** Goal **
Without including any pictures, write out all the entries exactly.

Dataset entries:
——

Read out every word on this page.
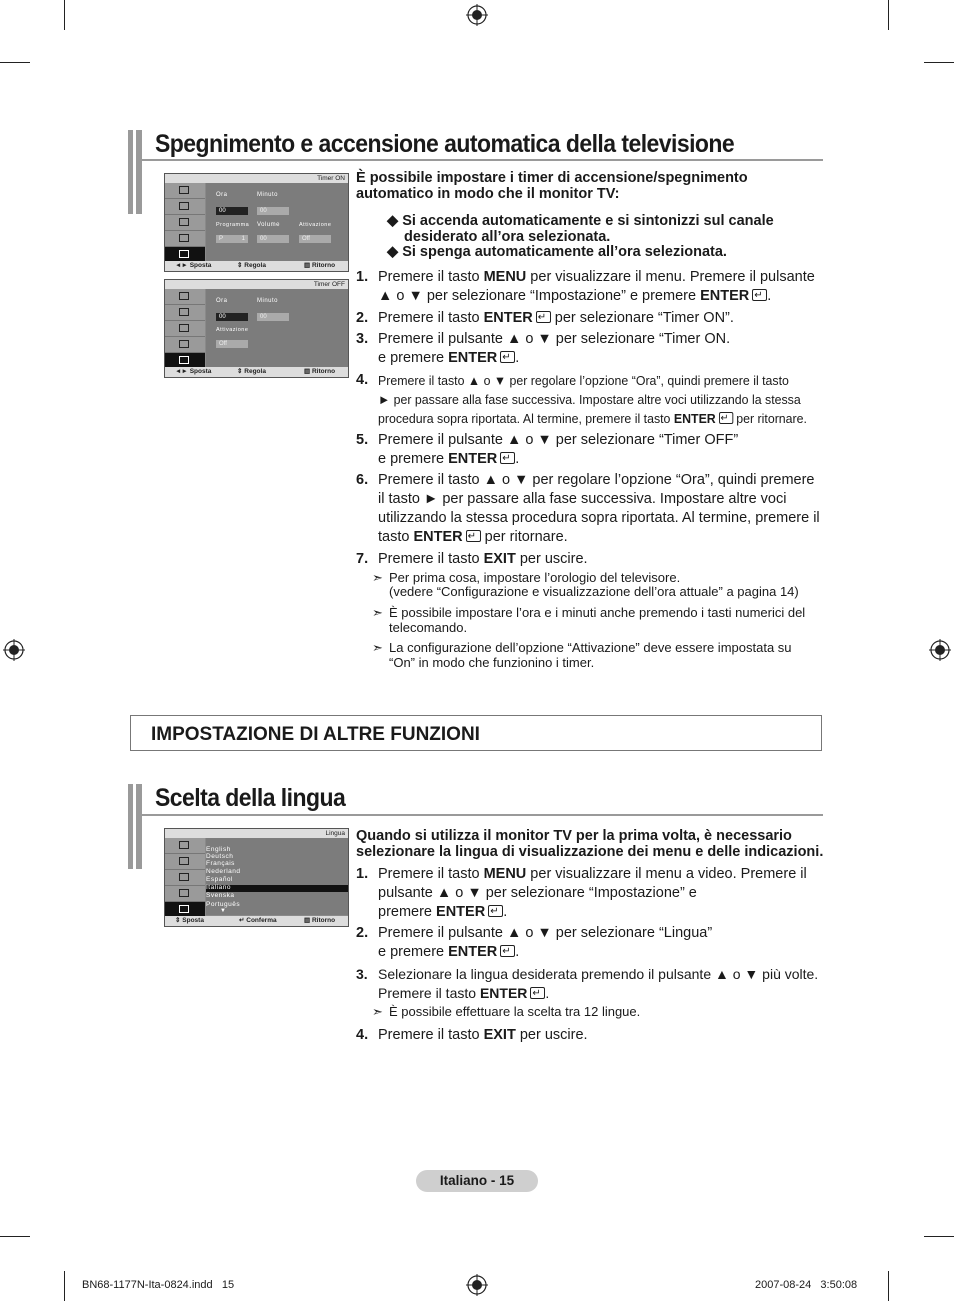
Spegnimento e accensione automatica della televisione
Timer ON
Ora	Minuto
00	00
Programma Volume	Attivazione
P	1	00	Off
◄► Sposta	⇕ Regola	▥ Ritorno
Timer OFF
Ora	Minuto
00	00
Attivazione
Off
◄► Sposta	⇕ Regola	▥ Ritorno
È possibile impostare i timer di accensione/spegnimento
automatico in modo che il monitor TV:
◆ Si accenda automaticamente e si sintonizzi sul canale
desiderato all’ora selezionata.
◆ Si spenga automaticamente all’ora selezionata.
1. Premere il tasto MENU per visualizzare il menu. Premere il pulsante
▲ o ▼ per selezionare “Impostazione” e premere ENTER ↵ .
2. Premere il tasto ENTER↵ per selezionare “Timer ON”.
3. Premere il pulsante ▲ o ▼ per selezionare “Timer ON.
e premere ENTER ↵ .
4. Premere il tasto ▲ o ▼ per regolare l’opzione “Ora”, quindi premere il tasto
► per passare alla fase successiva. Impostare altre voci utilizzando la stessa
procedura sopra riportata. Al termine, premere il tasto ENTER↵ per ritornare.
5. Premere il pulsante ▲ o ▼ per selezionare “Timer OFF”
e premere ENTER ↵ .
6. Premere il tasto ▲ o ▼ per regolare l’opzione “Ora”, quindi premere
il tasto ► per passare alla fase successiva. Impostare altre voci
utilizzando la stessa procedura sopra riportata. Al termine, premere il
tasto ENTER↵ per ritornare.
7. Premere il tasto EXIT per uscire.
➣ Per prima cosa, impostare l’orologio del televisore.
(vedere “Configurazione e visualizzazione dell’ora attuale” a pagina 14)
➣ È possibile impostare l’ora e i minuti anche premendo i tasti numerici del
telecomando.
➣ La configurazione dell’opzione “Attivazione” deve essere impostata su
“On” in modo che funzionino i timer.
IMPOSTAZIONE DI ALTRE FUNZIONI
Scelta della lingua
Lingua
English
Deutsch
Français
Nederland
Español
Italiano
Svenska
Português
▼
⇕ Sposta	↵ Conferma	▥ Ritorno
Quando si utilizza il monitor TV per la prima volta, è necessario
selezionare la lingua di visualizzazione dei menu e delle indicazioni.
1. Premere il tasto MENU per visualizzare il menu a video. Premere il
pulsante ▲ o ▼ per selezionare “Impostazione” e
premere ENTER ↵ .
2. Premere il pulsante ▲ o ▼ per selezionare “Lingua”
e premere ENTER ↵ .
3. Selezionare la lingua desiderata premendo il pulsante ▲ o ▼ più volte.
Premere il tasto ENTER ↵ .
➣ È possibile effettuare la scelta tra 12 lingue.
4. Premere il tasto EXIT per uscire.
Italiano - 15
BN68-1177N-Ita-0824.indd   15	2007-08-24   3:50:08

——

** Output below **
Read out every word on this page.
Spegnimento e accensione automatica della televisione
Timer ON
Ora	Minuto
00	00
Programma Volume	Attivazione
P	1	00	Off
◄► Sposta	⇕ Regola	▥ Ritorno
Timer OFF
Ora	Minuto
00	00
Attivazione
Off
◄► Sposta	⇕ Regola	▥ Ritorno
È possibile impostare i timer di accensione/spegnimento
automatico in modo che il monitor TV:
◆ Si accenda automaticamente e si sintonizzi sul canale
desiderato all’ora selezionata.
◆ Si spenga automaticamente all’ora selezionata.
1. Premere il tasto MENU per visualizzare il menu. Premere il pulsante
▲ o ▼ per selezionare “Impostazione” e premere ENTER ↵ .
2. Premere il tasto ENTER↵ per selezionare “Timer ON”.
3. Premere il pulsante ▲ o ▼ per selezionare “Timer ON.
e premere ENTER ↵ .
4. Premere il tasto ▲ o ▼ per regolare l’opzione “Ora”, quindi premere il tasto
► per passare alla fase successiva. Impostare altre voci utilizzando la stessa
procedura sopra riportata. Al termine, premere il tasto ENTER↵ per ritornare.
5. Premere il pulsante ▲ o ▼ per selezionare “Timer OFF”
e premere ENTER ↵ .
6. Premere il tasto ▲ o ▼ per regolare l’opzione “Ora”, quindi premere
il tasto ► per passare alla fase successiva. Impostare altre voci
utilizzando la stessa procedura sopra riportata. Al termine, premere il
tasto ENTER↵ per ritornare.
7. Premere il tasto EXIT per uscire.
➣ Per prima cosa, impostare l’orologio del televisore.
(vedere “Configurazione e visualizzazione dell’ora attuale” a pagina 14)
➣ È possibile impostare l’ora e i minuti anche premendo i tasti numerici del
telecomando.
➣ La configurazione dell’opzione “Attivazione” deve essere impostata su
“On” in modo che funzionino i timer.
IMPOSTAZIONE DI ALTRE FUNZIONI
Scelta della lingua
Lingua
English
Deutsch
Français
Nederland
Español
Italiano
Svenska
Português
▼
⇕ Sposta	↵ Conferma	▥ Ritorno
Quando si utilizza il monitor TV per la prima volta, è necessario
selezionare la lingua di visualizzazione dei menu e delle indicazioni.
1. Premere il tasto MENU per visualizzare il menu a video. Premere il
pulsante ▲ o ▼ per selezionare “Impostazione” e
premere ENTER ↵ .
2. Premere il pulsante ▲ o ▼ per selezionare “Lingua”
e premere ENTER ↵ .
3. Selezionare la lingua desiderata premendo il pulsante ▲ o ▼ più volte.
Premere il tasto ENTER ↵ .
➣ È possibile effettuare la scelta tra 12 lingue.
4. Premere il tasto EXIT per uscire.
Italiano - 15
BN68-1177N-Ita-0824.indd   15	2007-08-24   3:50:08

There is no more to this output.